What the exercise asks — Copy all the data exactly, except the pictures.

Data records —

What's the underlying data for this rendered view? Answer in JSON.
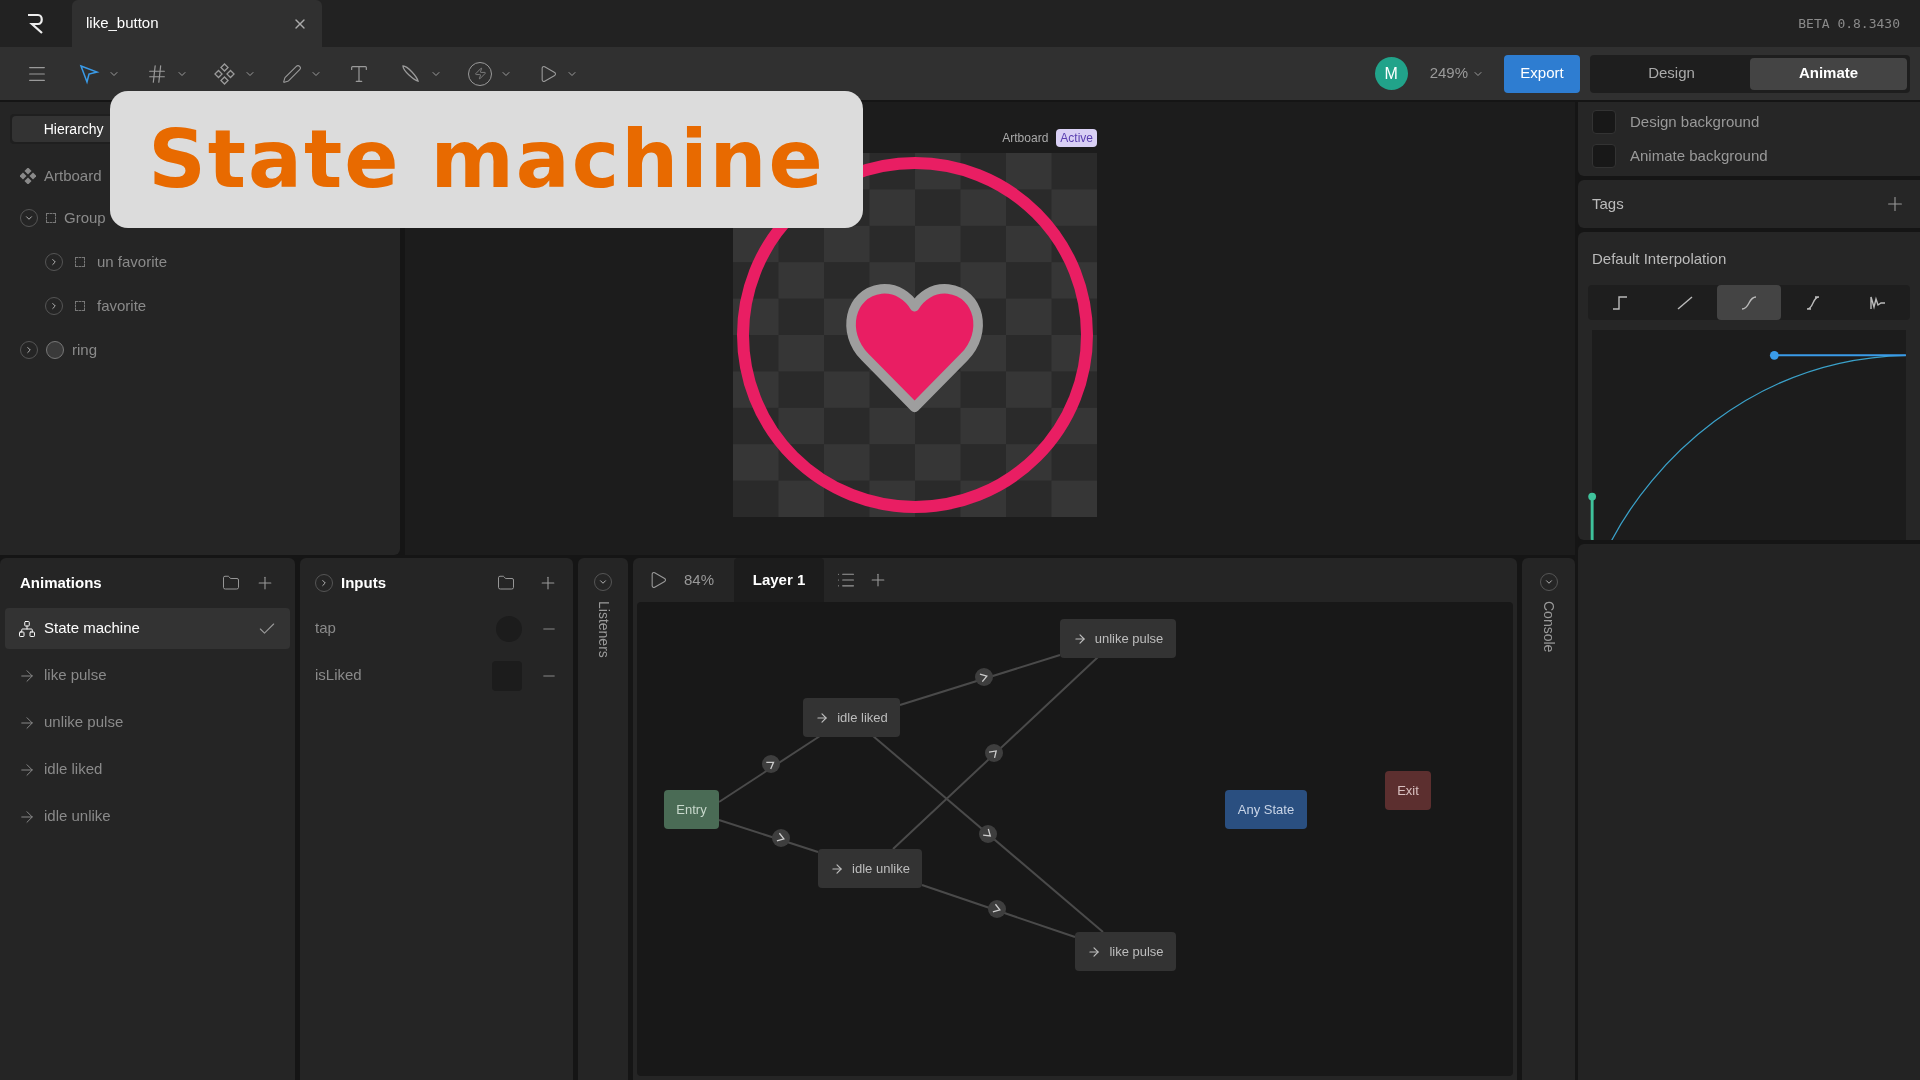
{
  "file_tab": {
    "title": "like_button"
  },
  "version": "BETA 0.8.3430",
  "toolbar": {
    "zoom": "249%",
    "export": "Export",
    "avatar": "M",
    "modes": [
      {
        "label": "Design",
        "selected": false
      },
      {
        "label": "Animate",
        "selected": true
      }
    ]
  },
  "left_panel": {
    "tabs": [
      {
        "label": "Hierarchy",
        "selected": true
      }
    ],
    "tree": [
      {
        "label": "Artboard",
        "children": [
          {
            "label": "Group",
            "expanded": true,
            "children": [
              {
                "label": "un favorite",
                "expanded": false
              },
              {
                "label": "favorite",
                "expanded": false
              }
            ]
          },
          {
            "label": "ring",
            "expanded": false
          }
        ]
      }
    ]
  },
  "canvas": {
    "artboard_label": "Artboard",
    "badge": "Active"
  },
  "overlay_title": "State machine",
  "right_panel": {
    "backgrounds": [
      "Design background",
      "Animate background"
    ],
    "tags": "Tags",
    "interpolation": {
      "title": "Default Interpolation",
      "options": [
        {
          "kind": "hold",
          "selected": false
        },
        {
          "kind": "linear",
          "selected": false
        },
        {
          "kind": "cubic",
          "selected": true
        },
        {
          "kind": "ease",
          "selected": false
        },
        {
          "kind": "elastic",
          "selected": false
        }
      ]
    }
  },
  "animations": {
    "title": "Animations",
    "items": [
      {
        "label": "State machine",
        "kind": "state_machine",
        "selected": true
      },
      {
        "label": "like pulse",
        "kind": "animation",
        "selected": false
      },
      {
        "label": "unlike pulse",
        "kind": "animation",
        "selected": false
      },
      {
        "label": "idle liked",
        "kind": "animation",
        "selected": false
      },
      {
        "label": "idle unlike",
        "kind": "animation",
        "selected": false
      }
    ]
  },
  "inputs": {
    "title": "Inputs",
    "items": [
      {
        "label": "tap",
        "kind": "trigger"
      },
      {
        "label": "isLiked",
        "kind": "boolean",
        "checked": false
      }
    ]
  },
  "listeners": "Listeners",
  "graph": {
    "zoom": "84%",
    "layers": [
      {
        "label": "Layer 1",
        "selected": true
      }
    ],
    "nodes": [
      {
        "label": "unlike pulse",
        "kind": "state"
      },
      {
        "label": "idle liked",
        "kind": "state"
      },
      {
        "label": "Entry",
        "kind": "entry"
      },
      {
        "label": "idle unlike",
        "kind": "state"
      },
      {
        "label": "like pulse",
        "kind": "state"
      },
      {
        "label": "Any State",
        "kind": "any"
      },
      {
        "label": "Exit",
        "kind": "exit"
      }
    ]
  },
  "console": "Console"
}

Task output —
What's the underlying data for this rendered view? Answer in JSON.
{
  "file_tab": {
    "title": "like_button"
  },
  "version": "BETA 0.8.3430",
  "toolbar": {
    "zoom": "249%",
    "export": "Export",
    "avatar": "M",
    "modes": [
      {
        "label": "Design",
        "selected": false
      },
      {
        "label": "Animate",
        "selected": true
      }
    ]
  },
  "left_panel": {
    "tabs": [
      {
        "label": "Hierarchy",
        "selected": true
      }
    ],
    "tree": [
      {
        "label": "Artboard",
        "children": [
          {
            "label": "Group",
            "expanded": true,
            "children": [
              {
                "label": "un favorite",
                "expanded": false
              },
              {
                "label": "favorite",
                "expanded": false
              }
            ]
          },
          {
            "label": "ring",
            "expanded": false
          }
        ]
      }
    ]
  },
  "canvas": {
    "artboard_label": "Artboard",
    "badge": "Active"
  },
  "overlay_title": "State machine",
  "right_panel": {
    "backgrounds": [
      "Design background",
      "Animate background"
    ],
    "tags": "Tags",
    "interpolation": {
      "title": "Default Interpolation",
      "options": [
        {
          "kind": "hold",
          "selected": false
        },
        {
          "kind": "linear",
          "selected": false
        },
        {
          "kind": "cubic",
          "selected": true
        },
        {
          "kind": "ease",
          "selected": false
        },
        {
          "kind": "elastic",
          "selected": false
        }
      ]
    }
  },
  "animations": {
    "title": "Animations",
    "items": [
      {
        "label": "State machine",
        "kind": "state_machine",
        "selected": true
      },
      {
        "label": "like pulse",
        "kind": "animation",
        "selected": false
      },
      {
        "label": "unlike pulse",
        "kind": "animation",
        "selected": false
      },
      {
        "label": "idle liked",
        "kind": "animation",
        "selected": false
      },
      {
        "label": "idle unlike",
        "kind": "animation",
        "selected": false
      }
    ]
  },
  "inputs": {
    "title": "Inputs",
    "items": [
      {
        "label": "tap",
        "kind": "trigger"
      },
      {
        "label": "isLiked",
        "kind": "boolean",
        "checked": false
      }
    ]
  },
  "listeners": "Listeners",
  "graph": {
    "zoom": "84%",
    "layers": [
      {
        "label": "Layer 1",
        "selected": true
      }
    ],
    "nodes": [
      {
        "label": "unlike pulse",
        "kind": "state"
      },
      {
        "label": "idle liked",
        "kind": "state"
      },
      {
        "label": "Entry",
        "kind": "entry"
      },
      {
        "label": "idle unlike",
        "kind": "state"
      },
      {
        "label": "like pulse",
        "kind": "state"
      },
      {
        "label": "Any State",
        "kind": "any"
      },
      {
        "label": "Exit",
        "kind": "exit"
      }
    ]
  },
  "console": "Console"
}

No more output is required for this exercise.